**Challenge**
Repeat every record below exactly, but leave out any pictures.

**Provided entries**

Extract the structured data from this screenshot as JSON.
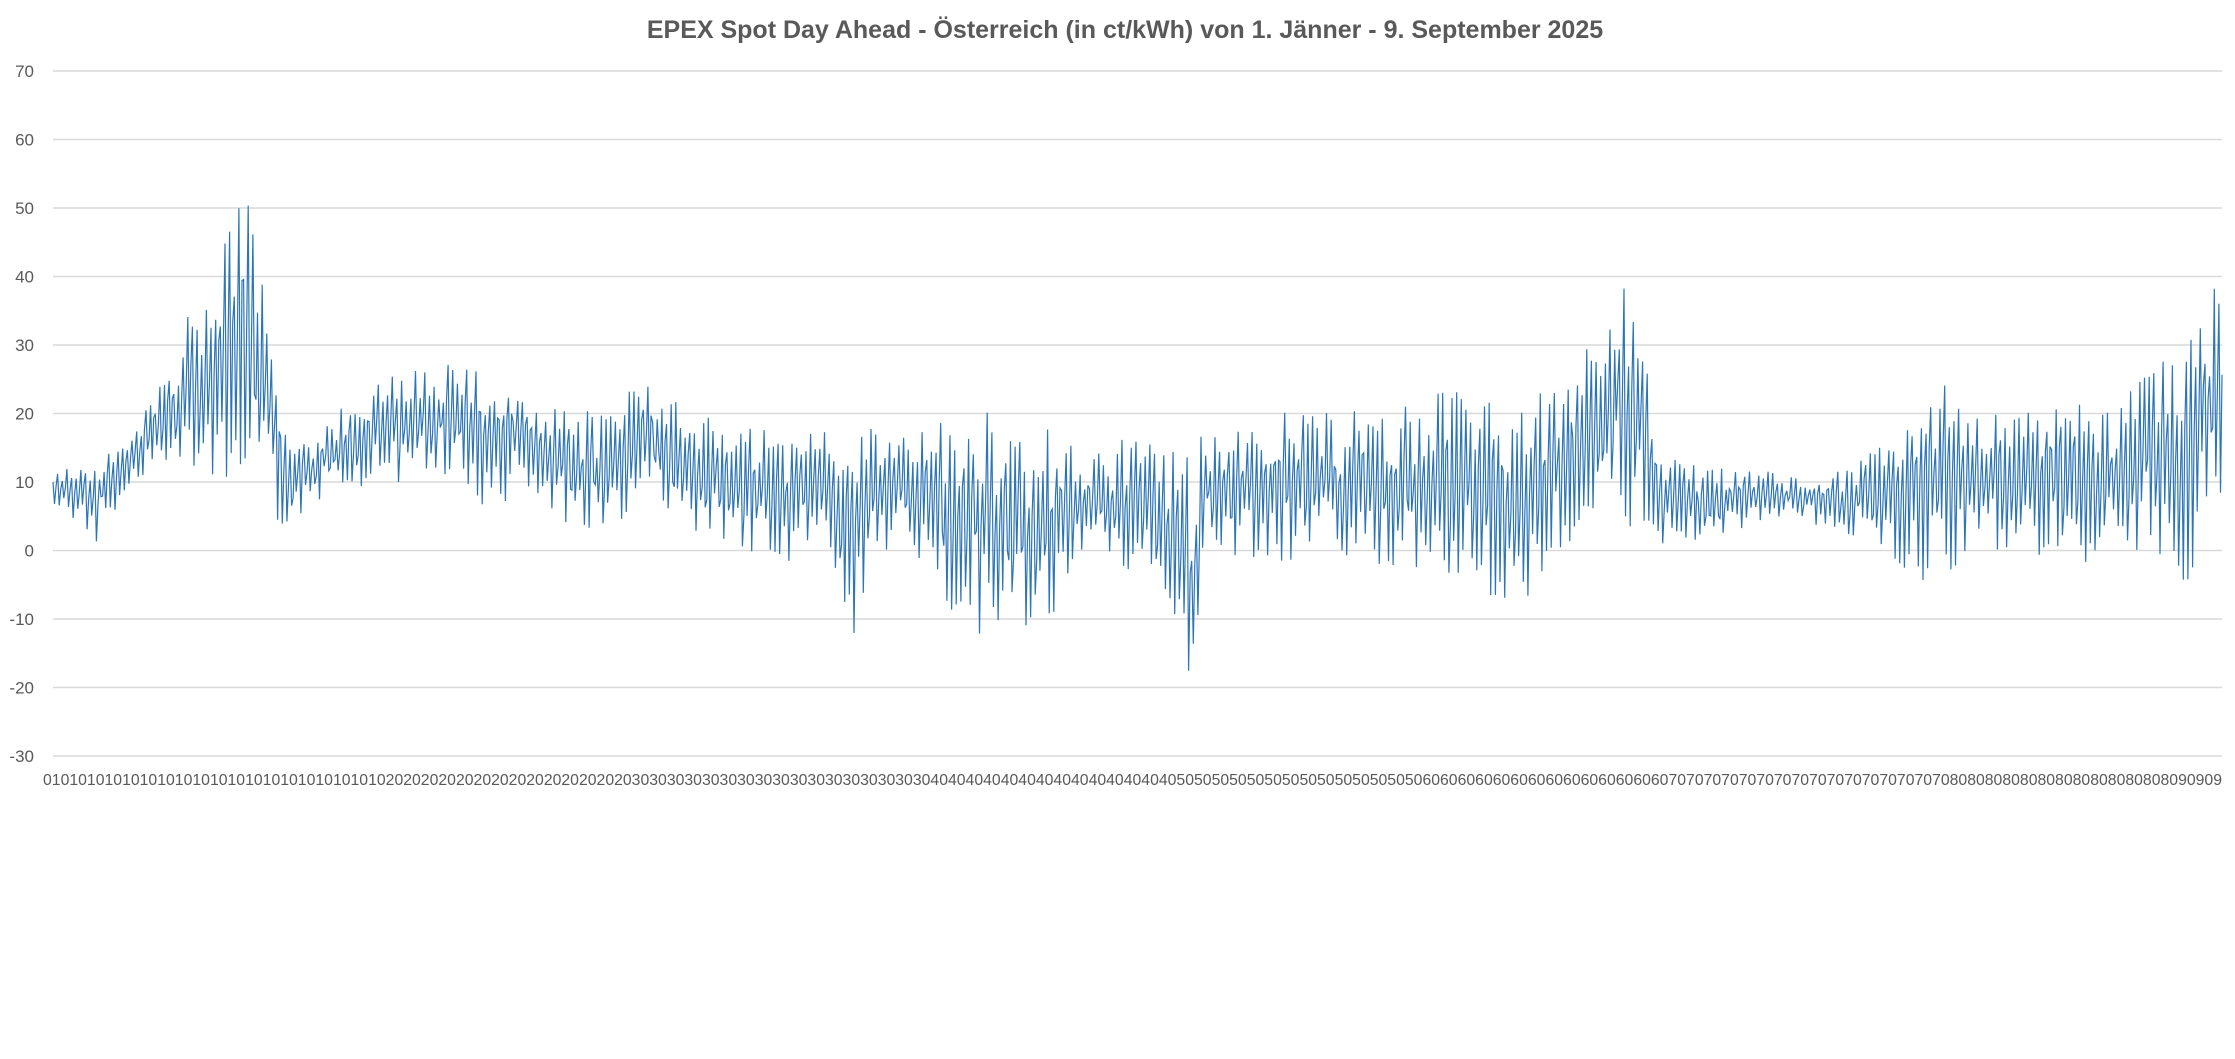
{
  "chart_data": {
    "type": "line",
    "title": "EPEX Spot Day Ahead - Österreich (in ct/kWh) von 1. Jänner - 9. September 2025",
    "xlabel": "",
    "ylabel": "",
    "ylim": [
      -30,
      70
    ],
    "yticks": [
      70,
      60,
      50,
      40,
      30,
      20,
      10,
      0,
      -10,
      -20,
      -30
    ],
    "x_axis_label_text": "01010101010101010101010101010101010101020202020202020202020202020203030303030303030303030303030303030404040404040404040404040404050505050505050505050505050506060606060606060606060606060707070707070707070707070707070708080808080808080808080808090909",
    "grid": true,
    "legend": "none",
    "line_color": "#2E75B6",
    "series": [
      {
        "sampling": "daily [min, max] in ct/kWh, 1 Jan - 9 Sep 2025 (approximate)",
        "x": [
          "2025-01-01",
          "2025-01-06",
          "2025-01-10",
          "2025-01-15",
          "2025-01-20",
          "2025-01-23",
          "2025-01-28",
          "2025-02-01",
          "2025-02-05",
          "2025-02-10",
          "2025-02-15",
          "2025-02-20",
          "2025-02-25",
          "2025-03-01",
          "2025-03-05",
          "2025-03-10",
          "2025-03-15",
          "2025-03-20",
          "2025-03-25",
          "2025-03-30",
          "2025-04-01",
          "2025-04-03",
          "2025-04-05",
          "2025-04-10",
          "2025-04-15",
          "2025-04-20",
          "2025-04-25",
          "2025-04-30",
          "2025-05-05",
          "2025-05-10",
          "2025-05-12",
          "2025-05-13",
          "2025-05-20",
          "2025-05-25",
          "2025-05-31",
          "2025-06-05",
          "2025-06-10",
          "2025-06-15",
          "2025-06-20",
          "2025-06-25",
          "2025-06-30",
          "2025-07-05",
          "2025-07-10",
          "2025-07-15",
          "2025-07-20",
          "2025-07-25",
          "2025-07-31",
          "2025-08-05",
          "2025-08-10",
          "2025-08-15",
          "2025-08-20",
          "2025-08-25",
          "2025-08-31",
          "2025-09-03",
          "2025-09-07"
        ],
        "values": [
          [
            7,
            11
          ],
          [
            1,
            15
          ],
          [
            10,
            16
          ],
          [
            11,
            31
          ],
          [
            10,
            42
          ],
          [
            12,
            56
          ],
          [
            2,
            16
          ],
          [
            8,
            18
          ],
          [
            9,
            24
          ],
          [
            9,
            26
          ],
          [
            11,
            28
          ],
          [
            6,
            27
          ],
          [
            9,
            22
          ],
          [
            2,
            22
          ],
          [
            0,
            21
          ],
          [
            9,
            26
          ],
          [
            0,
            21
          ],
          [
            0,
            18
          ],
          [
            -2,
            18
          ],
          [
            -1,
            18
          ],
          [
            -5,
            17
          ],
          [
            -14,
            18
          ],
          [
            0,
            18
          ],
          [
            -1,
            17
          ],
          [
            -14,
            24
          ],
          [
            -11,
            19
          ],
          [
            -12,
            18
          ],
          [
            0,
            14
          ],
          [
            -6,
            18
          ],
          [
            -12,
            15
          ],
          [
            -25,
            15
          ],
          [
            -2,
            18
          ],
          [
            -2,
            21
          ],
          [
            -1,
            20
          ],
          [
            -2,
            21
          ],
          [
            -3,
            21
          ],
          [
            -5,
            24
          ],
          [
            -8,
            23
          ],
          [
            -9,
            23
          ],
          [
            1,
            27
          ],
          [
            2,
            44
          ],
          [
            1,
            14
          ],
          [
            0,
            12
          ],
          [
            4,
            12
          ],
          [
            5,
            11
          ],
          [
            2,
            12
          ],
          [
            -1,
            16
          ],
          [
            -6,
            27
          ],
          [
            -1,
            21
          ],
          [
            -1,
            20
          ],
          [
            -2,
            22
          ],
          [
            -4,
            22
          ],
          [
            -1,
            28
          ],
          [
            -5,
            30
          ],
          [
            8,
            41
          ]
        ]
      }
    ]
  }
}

**Task solution**
Extract the structured data from this screenshot as JSON.
{
  "chart_data": {
    "type": "line",
    "title": "EPEX Spot Day Ahead - Österreich (in ct/kWh) von 1. Jänner - 9. September 2025",
    "xlabel": "",
    "ylabel": "",
    "ylim": [
      -30,
      70
    ],
    "yticks": [
      70,
      60,
      50,
      40,
      30,
      20,
      10,
      0,
      -10,
      -20,
      -30
    ],
    "x_axis_label_text": "01010101010101010101010101010101010101020202020202020202020202020203030303030303030303030303030303030404040404040404040404040404050505050505050505050505050506060606060606060606060606060707070707070707070707070707070708080808080808080808080808090909",
    "grid": true,
    "legend": "none",
    "line_color": "#2E75B6",
    "series": [
      {
        "sampling": "daily [min, max] in ct/kWh, 1 Jan - 9 Sep 2025 (approximate)",
        "x": [
          "2025-01-01",
          "2025-01-06",
          "2025-01-10",
          "2025-01-15",
          "2025-01-20",
          "2025-01-23",
          "2025-01-28",
          "2025-02-01",
          "2025-02-05",
          "2025-02-10",
          "2025-02-15",
          "2025-02-20",
          "2025-02-25",
          "2025-03-01",
          "2025-03-05",
          "2025-03-10",
          "2025-03-15",
          "2025-03-20",
          "2025-03-25",
          "2025-03-30",
          "2025-04-01",
          "2025-04-03",
          "2025-04-05",
          "2025-04-10",
          "2025-04-15",
          "2025-04-20",
          "2025-04-25",
          "2025-04-30",
          "2025-05-05",
          "2025-05-10",
          "2025-05-12",
          "2025-05-13",
          "2025-05-20",
          "2025-05-25",
          "2025-05-31",
          "2025-06-05",
          "2025-06-10",
          "2025-06-15",
          "2025-06-20",
          "2025-06-25",
          "2025-06-30",
          "2025-07-05",
          "2025-07-10",
          "2025-07-15",
          "2025-07-20",
          "2025-07-25",
          "2025-07-31",
          "2025-08-05",
          "2025-08-10",
          "2025-08-15",
          "2025-08-20",
          "2025-08-25",
          "2025-08-31",
          "2025-09-03",
          "2025-09-07"
        ],
        "values": [
          [
            7,
            11
          ],
          [
            1,
            15
          ],
          [
            10,
            16
          ],
          [
            11,
            31
          ],
          [
            10,
            42
          ],
          [
            12,
            56
          ],
          [
            2,
            16
          ],
          [
            8,
            18
          ],
          [
            9,
            24
          ],
          [
            9,
            26
          ],
          [
            11,
            28
          ],
          [
            6,
            27
          ],
          [
            9,
            22
          ],
          [
            2,
            22
          ],
          [
            0,
            21
          ],
          [
            9,
            26
          ],
          [
            0,
            21
          ],
          [
            0,
            18
          ],
          [
            -2,
            18
          ],
          [
            -1,
            18
          ],
          [
            -5,
            17
          ],
          [
            -14,
            18
          ],
          [
            0,
            18
          ],
          [
            -1,
            17
          ],
          [
            -14,
            24
          ],
          [
            -11,
            19
          ],
          [
            -12,
            18
          ],
          [
            0,
            14
          ],
          [
            -6,
            18
          ],
          [
            -12,
            15
          ],
          [
            -25,
            15
          ],
          [
            -2,
            18
          ],
          [
            -2,
            21
          ],
          [
            -1,
            20
          ],
          [
            -2,
            21
          ],
          [
            -3,
            21
          ],
          [
            -5,
            24
          ],
          [
            -8,
            23
          ],
          [
            -9,
            23
          ],
          [
            1,
            27
          ],
          [
            2,
            44
          ],
          [
            1,
            14
          ],
          [
            0,
            12
          ],
          [
            4,
            12
          ],
          [
            5,
            11
          ],
          [
            2,
            12
          ],
          [
            -1,
            16
          ],
          [
            -6,
            27
          ],
          [
            -1,
            21
          ],
          [
            -1,
            20
          ],
          [
            -2,
            22
          ],
          [
            -4,
            22
          ],
          [
            -1,
            28
          ],
          [
            -5,
            30
          ],
          [
            8,
            41
          ]
        ]
      }
    ]
  }
}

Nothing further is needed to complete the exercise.